WRITTEN EXERCISE:
Your task is to print all of the material verbatim.

(Dataset listings of figures)
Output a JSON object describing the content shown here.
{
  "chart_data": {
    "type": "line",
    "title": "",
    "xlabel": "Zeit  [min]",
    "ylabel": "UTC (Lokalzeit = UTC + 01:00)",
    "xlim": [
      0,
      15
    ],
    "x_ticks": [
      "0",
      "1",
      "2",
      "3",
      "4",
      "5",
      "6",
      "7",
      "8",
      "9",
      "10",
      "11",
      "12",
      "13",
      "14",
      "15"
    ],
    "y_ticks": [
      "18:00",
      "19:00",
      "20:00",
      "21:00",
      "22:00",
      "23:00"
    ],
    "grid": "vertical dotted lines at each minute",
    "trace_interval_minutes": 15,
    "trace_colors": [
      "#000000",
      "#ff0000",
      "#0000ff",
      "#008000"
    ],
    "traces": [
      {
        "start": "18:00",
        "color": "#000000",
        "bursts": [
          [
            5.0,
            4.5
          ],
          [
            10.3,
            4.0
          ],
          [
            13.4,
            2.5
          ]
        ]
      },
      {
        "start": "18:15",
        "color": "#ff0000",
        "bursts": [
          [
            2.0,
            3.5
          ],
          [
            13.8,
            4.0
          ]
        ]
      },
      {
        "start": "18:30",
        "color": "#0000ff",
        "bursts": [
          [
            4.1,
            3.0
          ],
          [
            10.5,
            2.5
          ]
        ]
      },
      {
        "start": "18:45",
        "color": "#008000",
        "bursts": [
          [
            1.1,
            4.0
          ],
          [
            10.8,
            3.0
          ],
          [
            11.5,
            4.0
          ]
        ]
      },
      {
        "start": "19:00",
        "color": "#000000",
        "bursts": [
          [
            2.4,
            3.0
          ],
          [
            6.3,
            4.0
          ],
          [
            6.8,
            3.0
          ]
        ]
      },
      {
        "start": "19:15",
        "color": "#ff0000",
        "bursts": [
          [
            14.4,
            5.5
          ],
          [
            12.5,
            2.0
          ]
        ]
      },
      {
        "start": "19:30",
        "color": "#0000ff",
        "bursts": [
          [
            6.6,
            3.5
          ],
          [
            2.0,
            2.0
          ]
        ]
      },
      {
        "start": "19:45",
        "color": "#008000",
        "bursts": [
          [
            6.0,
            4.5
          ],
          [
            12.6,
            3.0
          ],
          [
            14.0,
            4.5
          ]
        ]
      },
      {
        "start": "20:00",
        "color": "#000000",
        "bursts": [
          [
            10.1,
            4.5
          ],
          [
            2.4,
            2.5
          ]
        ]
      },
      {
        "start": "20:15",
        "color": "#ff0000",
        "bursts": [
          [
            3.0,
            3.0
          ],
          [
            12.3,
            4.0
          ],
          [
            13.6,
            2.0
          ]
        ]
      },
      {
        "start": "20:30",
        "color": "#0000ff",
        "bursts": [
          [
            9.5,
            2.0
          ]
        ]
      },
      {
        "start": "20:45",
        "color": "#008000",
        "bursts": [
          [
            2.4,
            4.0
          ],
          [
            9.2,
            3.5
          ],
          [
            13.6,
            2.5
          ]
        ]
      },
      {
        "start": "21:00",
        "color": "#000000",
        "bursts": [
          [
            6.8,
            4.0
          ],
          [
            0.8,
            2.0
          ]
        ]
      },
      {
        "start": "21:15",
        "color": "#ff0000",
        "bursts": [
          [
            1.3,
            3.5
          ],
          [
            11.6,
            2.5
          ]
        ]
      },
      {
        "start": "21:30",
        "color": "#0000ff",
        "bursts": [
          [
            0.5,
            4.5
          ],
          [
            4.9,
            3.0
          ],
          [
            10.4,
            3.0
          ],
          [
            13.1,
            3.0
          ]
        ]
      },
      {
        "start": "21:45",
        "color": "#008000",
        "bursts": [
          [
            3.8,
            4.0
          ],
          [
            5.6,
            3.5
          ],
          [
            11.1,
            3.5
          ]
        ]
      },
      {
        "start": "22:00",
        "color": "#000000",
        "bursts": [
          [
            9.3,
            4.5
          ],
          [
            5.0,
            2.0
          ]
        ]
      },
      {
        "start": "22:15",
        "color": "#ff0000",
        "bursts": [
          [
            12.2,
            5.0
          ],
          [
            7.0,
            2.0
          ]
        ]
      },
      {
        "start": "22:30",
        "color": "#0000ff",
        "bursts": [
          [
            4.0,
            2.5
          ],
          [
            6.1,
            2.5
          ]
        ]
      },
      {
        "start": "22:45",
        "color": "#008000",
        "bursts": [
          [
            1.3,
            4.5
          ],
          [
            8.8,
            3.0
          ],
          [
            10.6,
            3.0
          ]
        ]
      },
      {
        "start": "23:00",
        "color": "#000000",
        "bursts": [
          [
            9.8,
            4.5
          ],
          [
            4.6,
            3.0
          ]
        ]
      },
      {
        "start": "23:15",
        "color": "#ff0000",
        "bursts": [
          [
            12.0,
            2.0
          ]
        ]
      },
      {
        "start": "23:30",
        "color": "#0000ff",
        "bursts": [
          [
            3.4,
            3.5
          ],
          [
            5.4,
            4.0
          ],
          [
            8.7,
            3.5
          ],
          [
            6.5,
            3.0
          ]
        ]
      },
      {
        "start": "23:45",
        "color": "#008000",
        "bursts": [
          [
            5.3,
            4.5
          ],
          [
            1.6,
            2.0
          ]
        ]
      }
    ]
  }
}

PROBLEM SOLUTION:
Output a JSON object describing the content shown here.
{
  "chart_data": {
    "type": "line",
    "title": "",
    "xlabel": "Zeit  [min]",
    "ylabel": "UTC (Lokalzeit = UTC + 01:00)",
    "xlim": [
      0,
      15
    ],
    "x_ticks": [
      "0",
      "1",
      "2",
      "3",
      "4",
      "5",
      "6",
      "7",
      "8",
      "9",
      "10",
      "11",
      "12",
      "13",
      "14",
      "15"
    ],
    "y_ticks": [
      "18:00",
      "19:00",
      "20:00",
      "21:00",
      "22:00",
      "23:00"
    ],
    "grid": "vertical dotted lines at each minute",
    "trace_interval_minutes": 15,
    "trace_colors": [
      "#000000",
      "#ff0000",
      "#0000ff",
      "#008000"
    ],
    "traces": [
      {
        "start": "18:00",
        "color": "#000000",
        "bursts": [
          [
            5.0,
            4.5
          ],
          [
            10.3,
            4.0
          ],
          [
            13.4,
            2.5
          ]
        ]
      },
      {
        "start": "18:15",
        "color": "#ff0000",
        "bursts": [
          [
            2.0,
            3.5
          ],
          [
            13.8,
            4.0
          ]
        ]
      },
      {
        "start": "18:30",
        "color": "#0000ff",
        "bursts": [
          [
            4.1,
            3.0
          ],
          [
            10.5,
            2.5
          ]
        ]
      },
      {
        "start": "18:45",
        "color": "#008000",
        "bursts": [
          [
            1.1,
            4.0
          ],
          [
            10.8,
            3.0
          ],
          [
            11.5,
            4.0
          ]
        ]
      },
      {
        "start": "19:00",
        "color": "#000000",
        "bursts": [
          [
            2.4,
            3.0
          ],
          [
            6.3,
            4.0
          ],
          [
            6.8,
            3.0
          ]
        ]
      },
      {
        "start": "19:15",
        "color": "#ff0000",
        "bursts": [
          [
            14.4,
            5.5
          ],
          [
            12.5,
            2.0
          ]
        ]
      },
      {
        "start": "19:30",
        "color": "#0000ff",
        "bursts": [
          [
            6.6,
            3.5
          ],
          [
            2.0,
            2.0
          ]
        ]
      },
      {
        "start": "19:45",
        "color": "#008000",
        "bursts": [
          [
            6.0,
            4.5
          ],
          [
            12.6,
            3.0
          ],
          [
            14.0,
            4.5
          ]
        ]
      },
      {
        "start": "20:00",
        "color": "#000000",
        "bursts": [
          [
            10.1,
            4.5
          ],
          [
            2.4,
            2.5
          ]
        ]
      },
      {
        "start": "20:15",
        "color": "#ff0000",
        "bursts": [
          [
            3.0,
            3.0
          ],
          [
            12.3,
            4.0
          ],
          [
            13.6,
            2.0
          ]
        ]
      },
      {
        "start": "20:30",
        "color": "#0000ff",
        "bursts": [
          [
            9.5,
            2.0
          ]
        ]
      },
      {
        "start": "20:45",
        "color": "#008000",
        "bursts": [
          [
            2.4,
            4.0
          ],
          [
            9.2,
            3.5
          ],
          [
            13.6,
            2.5
          ]
        ]
      },
      {
        "start": "21:00",
        "color": "#000000",
        "bursts": [
          [
            6.8,
            4.0
          ],
          [
            0.8,
            2.0
          ]
        ]
      },
      {
        "start": "21:15",
        "color": "#ff0000",
        "bursts": [
          [
            1.3,
            3.5
          ],
          [
            11.6,
            2.5
          ]
        ]
      },
      {
        "start": "21:30",
        "color": "#0000ff",
        "bursts": [
          [
            0.5,
            4.5
          ],
          [
            4.9,
            3.0
          ],
          [
            10.4,
            3.0
          ],
          [
            13.1,
            3.0
          ]
        ]
      },
      {
        "start": "21:45",
        "color": "#008000",
        "bursts": [
          [
            3.8,
            4.0
          ],
          [
            5.6,
            3.5
          ],
          [
            11.1,
            3.5
          ]
        ]
      },
      {
        "start": "22:00",
        "color": "#000000",
        "bursts": [
          [
            9.3,
            4.5
          ],
          [
            5.0,
            2.0
          ]
        ]
      },
      {
        "start": "22:15",
        "color": "#ff0000",
        "bursts": [
          [
            12.2,
            5.0
          ],
          [
            7.0,
            2.0
          ]
        ]
      },
      {
        "start": "22:30",
        "color": "#0000ff",
        "bursts": [
          [
            4.0,
            2.5
          ],
          [
            6.1,
            2.5
          ]
        ]
      },
      {
        "start": "22:45",
        "color": "#008000",
        "bursts": [
          [
            1.3,
            4.5
          ],
          [
            8.8,
            3.0
          ],
          [
            10.6,
            3.0
          ]
        ]
      },
      {
        "start": "23:00",
        "color": "#000000",
        "bursts": [
          [
            9.8,
            4.5
          ],
          [
            4.6,
            3.0
          ]
        ]
      },
      {
        "start": "23:15",
        "color": "#ff0000",
        "bursts": [
          [
            12.0,
            2.0
          ]
        ]
      },
      {
        "start": "23:30",
        "color": "#0000ff",
        "bursts": [
          [
            3.4,
            3.5
          ],
          [
            5.4,
            4.0
          ],
          [
            8.7,
            3.5
          ],
          [
            6.5,
            3.0
          ]
        ]
      },
      {
        "start": "23:45",
        "color": "#008000",
        "bursts": [
          [
            5.3,
            4.5
          ],
          [
            1.6,
            2.0
          ]
        ]
      }
    ]
  }
}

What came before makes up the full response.